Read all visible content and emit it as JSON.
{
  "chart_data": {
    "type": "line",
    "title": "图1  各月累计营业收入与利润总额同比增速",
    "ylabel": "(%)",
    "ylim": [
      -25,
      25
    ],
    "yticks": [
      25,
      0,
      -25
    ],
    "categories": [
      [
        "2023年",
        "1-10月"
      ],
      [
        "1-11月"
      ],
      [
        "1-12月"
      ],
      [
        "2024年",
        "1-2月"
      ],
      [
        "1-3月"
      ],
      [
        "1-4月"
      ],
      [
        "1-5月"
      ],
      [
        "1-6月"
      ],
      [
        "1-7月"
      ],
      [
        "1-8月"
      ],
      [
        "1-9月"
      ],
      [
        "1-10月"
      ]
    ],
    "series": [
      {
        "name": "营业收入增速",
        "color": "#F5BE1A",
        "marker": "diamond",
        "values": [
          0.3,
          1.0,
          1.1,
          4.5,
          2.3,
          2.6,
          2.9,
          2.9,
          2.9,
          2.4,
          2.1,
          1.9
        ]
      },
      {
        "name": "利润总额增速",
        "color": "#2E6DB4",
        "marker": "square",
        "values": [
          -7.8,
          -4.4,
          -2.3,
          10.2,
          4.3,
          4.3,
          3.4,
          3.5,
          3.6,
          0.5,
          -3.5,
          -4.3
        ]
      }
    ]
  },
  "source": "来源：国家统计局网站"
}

== == ==

**PROBLEM STATEMENT:** From the records above, extract every line exactly as it stands.

**ANSWER FOR THIS EXERCISE:**
Read all visible content and emit it as JSON.
{
  "chart_data": {
    "type": "line",
    "title": "图1  各月累计营业收入与利润总额同比增速",
    "ylabel": "(%)",
    "ylim": [
      -25,
      25
    ],
    "yticks": [
      25,
      0,
      -25
    ],
    "categories": [
      [
        "2023年",
        "1-10月"
      ],
      [
        "1-11月"
      ],
      [
        "1-12月"
      ],
      [
        "2024年",
        "1-2月"
      ],
      [
        "1-3月"
      ],
      [
        "1-4月"
      ],
      [
        "1-5月"
      ],
      [
        "1-6月"
      ],
      [
        "1-7月"
      ],
      [
        "1-8月"
      ],
      [
        "1-9月"
      ],
      [
        "1-10月"
      ]
    ],
    "series": [
      {
        "name": "营业收入增速",
        "color": "#F5BE1A",
        "marker": "diamond",
        "values": [
          0.3,
          1.0,
          1.1,
          4.5,
          2.3,
          2.6,
          2.9,
          2.9,
          2.9,
          2.4,
          2.1,
          1.9
        ]
      },
      {
        "name": "利润总额增速",
        "color": "#2E6DB4",
        "marker": "square",
        "values": [
          -7.8,
          -4.4,
          -2.3,
          10.2,
          4.3,
          4.3,
          3.4,
          3.5,
          3.6,
          0.5,
          -3.5,
          -4.3
        ]
      }
    ]
  },
  "source": "来源：国家统计局网站"
}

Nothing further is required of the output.